Dataset entries:
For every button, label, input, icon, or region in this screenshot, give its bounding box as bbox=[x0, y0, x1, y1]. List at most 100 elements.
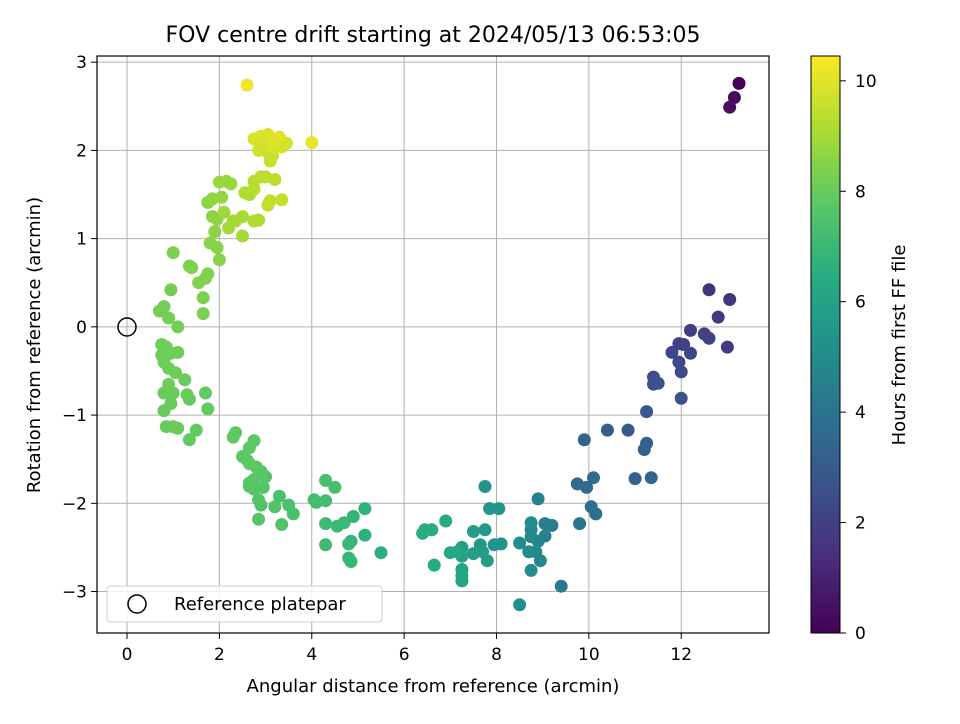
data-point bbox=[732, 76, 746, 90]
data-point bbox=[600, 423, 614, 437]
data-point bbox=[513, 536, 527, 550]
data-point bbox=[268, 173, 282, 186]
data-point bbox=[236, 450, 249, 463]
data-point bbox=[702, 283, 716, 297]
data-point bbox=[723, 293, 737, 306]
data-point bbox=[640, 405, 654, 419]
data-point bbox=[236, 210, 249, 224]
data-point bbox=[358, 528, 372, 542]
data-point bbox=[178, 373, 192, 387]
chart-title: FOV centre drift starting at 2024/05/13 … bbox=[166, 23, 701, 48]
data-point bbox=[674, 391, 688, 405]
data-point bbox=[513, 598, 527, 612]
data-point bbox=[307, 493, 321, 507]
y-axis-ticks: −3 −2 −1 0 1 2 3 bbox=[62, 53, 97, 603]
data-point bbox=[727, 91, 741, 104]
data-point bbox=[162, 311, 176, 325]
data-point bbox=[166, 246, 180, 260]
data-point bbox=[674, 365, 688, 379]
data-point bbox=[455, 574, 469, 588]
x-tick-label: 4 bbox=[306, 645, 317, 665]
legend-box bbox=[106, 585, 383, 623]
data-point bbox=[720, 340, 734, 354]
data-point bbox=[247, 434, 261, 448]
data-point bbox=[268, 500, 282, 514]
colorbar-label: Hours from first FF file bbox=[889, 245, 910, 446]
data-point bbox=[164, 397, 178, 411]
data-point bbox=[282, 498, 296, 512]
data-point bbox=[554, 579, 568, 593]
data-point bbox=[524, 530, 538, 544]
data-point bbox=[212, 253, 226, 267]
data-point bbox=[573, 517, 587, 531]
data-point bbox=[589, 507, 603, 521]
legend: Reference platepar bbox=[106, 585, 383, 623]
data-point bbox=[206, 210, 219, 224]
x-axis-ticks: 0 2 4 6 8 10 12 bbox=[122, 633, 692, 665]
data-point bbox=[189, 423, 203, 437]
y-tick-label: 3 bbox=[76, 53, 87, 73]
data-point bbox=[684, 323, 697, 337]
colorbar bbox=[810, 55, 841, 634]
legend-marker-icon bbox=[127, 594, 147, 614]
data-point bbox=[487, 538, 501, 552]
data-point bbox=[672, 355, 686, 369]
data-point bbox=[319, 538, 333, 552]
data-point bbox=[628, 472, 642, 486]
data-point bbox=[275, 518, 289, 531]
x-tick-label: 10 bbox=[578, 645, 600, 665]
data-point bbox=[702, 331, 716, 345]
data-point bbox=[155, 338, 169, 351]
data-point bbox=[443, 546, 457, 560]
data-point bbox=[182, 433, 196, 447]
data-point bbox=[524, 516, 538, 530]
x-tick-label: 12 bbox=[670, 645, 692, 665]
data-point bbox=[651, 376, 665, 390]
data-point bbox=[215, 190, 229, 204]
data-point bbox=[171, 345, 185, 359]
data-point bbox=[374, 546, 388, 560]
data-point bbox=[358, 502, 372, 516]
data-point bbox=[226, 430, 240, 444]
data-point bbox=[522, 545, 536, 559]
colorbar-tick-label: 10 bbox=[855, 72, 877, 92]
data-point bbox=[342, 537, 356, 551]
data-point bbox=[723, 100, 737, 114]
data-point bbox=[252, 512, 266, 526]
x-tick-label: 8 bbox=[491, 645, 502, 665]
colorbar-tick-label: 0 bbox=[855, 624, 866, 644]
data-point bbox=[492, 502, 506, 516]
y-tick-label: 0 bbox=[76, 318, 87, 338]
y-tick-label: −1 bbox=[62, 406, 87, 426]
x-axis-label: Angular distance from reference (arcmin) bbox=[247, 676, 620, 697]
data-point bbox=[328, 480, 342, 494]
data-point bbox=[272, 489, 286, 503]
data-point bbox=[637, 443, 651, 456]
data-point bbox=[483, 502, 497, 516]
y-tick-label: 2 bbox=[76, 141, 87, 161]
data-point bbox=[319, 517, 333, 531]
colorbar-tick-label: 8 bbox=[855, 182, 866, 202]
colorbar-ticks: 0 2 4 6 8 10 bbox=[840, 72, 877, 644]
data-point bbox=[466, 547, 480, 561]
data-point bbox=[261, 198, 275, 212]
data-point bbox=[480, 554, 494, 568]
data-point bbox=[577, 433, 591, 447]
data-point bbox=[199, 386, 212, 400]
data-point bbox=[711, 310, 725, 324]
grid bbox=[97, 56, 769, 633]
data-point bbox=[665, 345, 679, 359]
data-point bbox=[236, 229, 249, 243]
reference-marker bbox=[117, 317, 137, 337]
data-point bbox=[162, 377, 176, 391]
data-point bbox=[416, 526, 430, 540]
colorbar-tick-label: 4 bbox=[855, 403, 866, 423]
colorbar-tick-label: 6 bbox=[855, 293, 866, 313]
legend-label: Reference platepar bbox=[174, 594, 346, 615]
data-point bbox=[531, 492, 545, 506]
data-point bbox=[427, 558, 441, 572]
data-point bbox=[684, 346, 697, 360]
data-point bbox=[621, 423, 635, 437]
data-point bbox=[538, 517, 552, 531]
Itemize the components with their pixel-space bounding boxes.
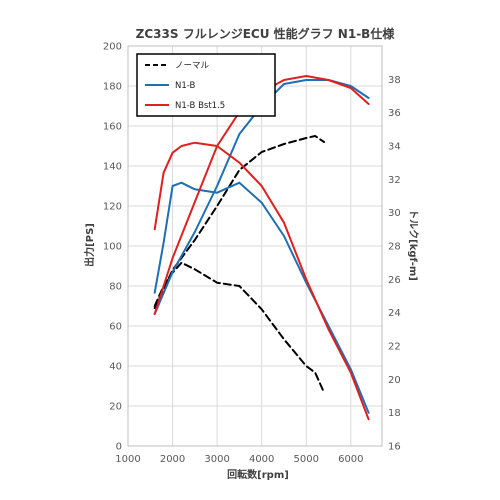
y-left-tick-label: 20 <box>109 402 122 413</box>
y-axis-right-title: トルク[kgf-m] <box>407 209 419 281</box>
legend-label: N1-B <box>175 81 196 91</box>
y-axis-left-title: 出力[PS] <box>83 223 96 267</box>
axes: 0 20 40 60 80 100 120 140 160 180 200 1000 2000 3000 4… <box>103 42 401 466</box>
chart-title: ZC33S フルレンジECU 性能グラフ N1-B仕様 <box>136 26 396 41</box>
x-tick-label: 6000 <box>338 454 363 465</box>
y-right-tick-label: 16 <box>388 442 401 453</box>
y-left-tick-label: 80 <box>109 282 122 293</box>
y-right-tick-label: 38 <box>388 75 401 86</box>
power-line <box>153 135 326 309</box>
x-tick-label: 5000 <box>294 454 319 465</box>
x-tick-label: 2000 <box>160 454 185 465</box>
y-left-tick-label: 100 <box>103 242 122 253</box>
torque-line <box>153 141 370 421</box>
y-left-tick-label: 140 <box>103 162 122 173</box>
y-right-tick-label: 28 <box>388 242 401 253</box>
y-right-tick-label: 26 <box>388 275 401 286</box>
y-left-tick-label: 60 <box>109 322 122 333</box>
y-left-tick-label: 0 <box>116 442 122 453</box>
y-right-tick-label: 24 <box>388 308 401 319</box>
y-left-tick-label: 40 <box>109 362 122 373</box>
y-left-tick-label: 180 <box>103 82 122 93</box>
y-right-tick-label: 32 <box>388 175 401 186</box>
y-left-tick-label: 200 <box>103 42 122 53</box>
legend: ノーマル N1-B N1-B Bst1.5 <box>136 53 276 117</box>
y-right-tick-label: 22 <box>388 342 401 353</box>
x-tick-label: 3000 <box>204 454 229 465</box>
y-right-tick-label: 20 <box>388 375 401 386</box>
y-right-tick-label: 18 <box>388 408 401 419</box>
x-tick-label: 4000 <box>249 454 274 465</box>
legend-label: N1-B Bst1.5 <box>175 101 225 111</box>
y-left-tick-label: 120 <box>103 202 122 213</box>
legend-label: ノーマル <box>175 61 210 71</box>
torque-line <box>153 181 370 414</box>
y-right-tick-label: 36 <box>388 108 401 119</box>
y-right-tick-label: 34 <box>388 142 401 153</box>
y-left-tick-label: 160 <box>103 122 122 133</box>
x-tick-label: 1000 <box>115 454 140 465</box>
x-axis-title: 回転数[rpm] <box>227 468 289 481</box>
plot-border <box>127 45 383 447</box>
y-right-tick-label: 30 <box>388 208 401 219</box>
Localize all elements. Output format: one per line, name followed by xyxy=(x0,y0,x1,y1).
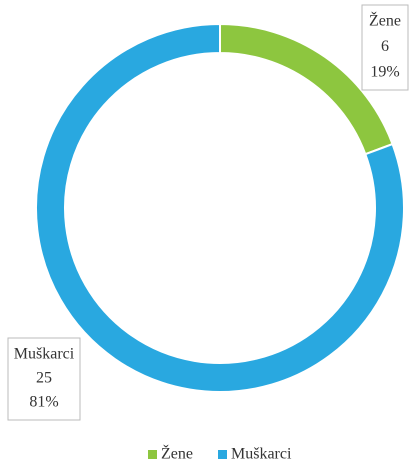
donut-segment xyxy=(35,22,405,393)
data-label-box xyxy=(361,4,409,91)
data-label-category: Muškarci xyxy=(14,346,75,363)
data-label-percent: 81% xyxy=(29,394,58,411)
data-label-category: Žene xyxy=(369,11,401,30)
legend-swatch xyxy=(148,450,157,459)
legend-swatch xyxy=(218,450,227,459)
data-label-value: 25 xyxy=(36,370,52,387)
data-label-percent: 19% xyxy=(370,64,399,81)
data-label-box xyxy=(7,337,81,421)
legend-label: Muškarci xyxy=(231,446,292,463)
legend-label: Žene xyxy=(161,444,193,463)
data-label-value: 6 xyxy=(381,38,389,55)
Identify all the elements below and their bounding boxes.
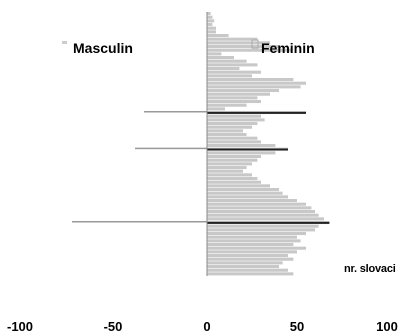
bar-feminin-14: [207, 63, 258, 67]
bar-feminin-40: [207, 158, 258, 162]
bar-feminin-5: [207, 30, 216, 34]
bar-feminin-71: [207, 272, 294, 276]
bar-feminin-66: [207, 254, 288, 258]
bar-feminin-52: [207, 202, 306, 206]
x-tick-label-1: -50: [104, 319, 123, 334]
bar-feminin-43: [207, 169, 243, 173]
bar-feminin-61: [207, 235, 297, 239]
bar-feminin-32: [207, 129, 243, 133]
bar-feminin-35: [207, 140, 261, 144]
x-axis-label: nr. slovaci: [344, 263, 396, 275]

Task details: Reproduce verbatim the stretch of the material from the line containing "donut-segment xyxy=(35,22,405,393)" through the end of the material. Leave the pictures out.

Written answer:
donut-segment xyxy=(35,22,405,393)
data-label-box xyxy=(361,4,409,91)
data-label-category: Muškarci xyxy=(14,346,75,363)
data-label-percent: 81% xyxy=(29,394,58,411)
data-label-category: Žene xyxy=(369,11,401,30)
legend-swatch xyxy=(148,450,157,459)
legend-swatch xyxy=(218,450,227,459)
data-label-value: 25 xyxy=(36,370,52,387)
data-label-percent: 19% xyxy=(370,64,399,81)
data-label-box xyxy=(7,337,81,421)
legend-label: Muškarci xyxy=(231,446,292,463)
legend-label: Žene xyxy=(161,444,193,463)
data-label-value: 6 xyxy=(381,38,389,55)
Identify all the elements below and their bounding boxes.
bar-feminin-14: [207, 63, 258, 67]
bar-feminin-40: [207, 158, 258, 162]
bar-feminin-5: [207, 30, 216, 34]
bar-feminin-71: [207, 272, 294, 276]
bar-feminin-66: [207, 254, 288, 258]
bar-feminin-52: [207, 202, 306, 206]
x-tick-label-1: -50: [104, 319, 123, 334]
bar-feminin-43: [207, 169, 243, 173]
bar-feminin-61: [207, 235, 297, 239]
bar-feminin-32: [207, 129, 243, 133]
bar-feminin-35: [207, 140, 261, 144]
x-axis-label: nr. slovaci: [344, 263, 396, 275]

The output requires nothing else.